BEGIN Material provided

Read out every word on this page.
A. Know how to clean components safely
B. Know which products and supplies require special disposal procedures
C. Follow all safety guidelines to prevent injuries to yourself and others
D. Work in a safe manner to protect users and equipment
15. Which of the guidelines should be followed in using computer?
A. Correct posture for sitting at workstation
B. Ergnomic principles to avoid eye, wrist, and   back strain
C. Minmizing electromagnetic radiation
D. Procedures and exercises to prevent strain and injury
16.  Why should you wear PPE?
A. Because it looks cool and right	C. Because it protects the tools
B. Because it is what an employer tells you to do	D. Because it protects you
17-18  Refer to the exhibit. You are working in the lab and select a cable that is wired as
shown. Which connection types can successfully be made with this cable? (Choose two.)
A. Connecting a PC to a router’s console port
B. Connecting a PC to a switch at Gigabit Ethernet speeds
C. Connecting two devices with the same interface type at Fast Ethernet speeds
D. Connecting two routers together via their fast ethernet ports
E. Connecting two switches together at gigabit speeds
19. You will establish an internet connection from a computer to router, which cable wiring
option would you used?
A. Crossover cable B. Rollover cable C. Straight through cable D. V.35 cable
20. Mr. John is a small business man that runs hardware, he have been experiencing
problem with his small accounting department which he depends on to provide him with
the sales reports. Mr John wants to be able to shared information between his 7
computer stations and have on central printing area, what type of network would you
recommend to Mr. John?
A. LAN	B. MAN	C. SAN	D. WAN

END Material provided

— Given problem —
Your task is to repeat every line exactly.

— Task response —
Read out every word on this page.
A. Know how to clean components safely
B. Know which products and supplies require special disposal procedures
C. Follow all safety guidelines to prevent injuries to yourself and others
D. Work in a safe manner to protect users and equipment
15. Which of the guidelines should be followed in using computer?
A. Correct posture for sitting at workstation
B. Ergnomic principles to avoid eye, wrist, and   back strain
C. Minmizing electromagnetic radiation
D. Procedures and exercises to prevent strain and injury
16.  Why should you wear PPE?
A. Because it looks cool and right	C. Because it protects the tools
B. Because it is what an employer tells you to do	D. Because it protects you
17-18  Refer to the exhibit. You are working in the lab and select a cable that is wired as
shown. Which connection types can successfully be made with this cable? (Choose two.)
A. Connecting a PC to a router’s console port
B. Connecting a PC to a switch at Gigabit Ethernet speeds
C. Connecting two devices with the same interface type at Fast Ethernet speeds
D. Connecting two routers together via their fast ethernet ports
E. Connecting two switches together at gigabit speeds
19. You will establish an internet connection from a computer to router, which cable wiring
option would you used?
A. Crossover cable B. Rollover cable C. Straight through cable D. V.35 cable
20. Mr. John is a small business man that runs hardware, he have been experiencing
problem with his small accounting department which he depends on to provide him with
the sales reports. Mr John wants to be able to shared information between his 7
computer stations and have on central printing area, what type of network would you
recommend to Mr. John?
A. LAN	B. MAN	C. SAN	D. WAN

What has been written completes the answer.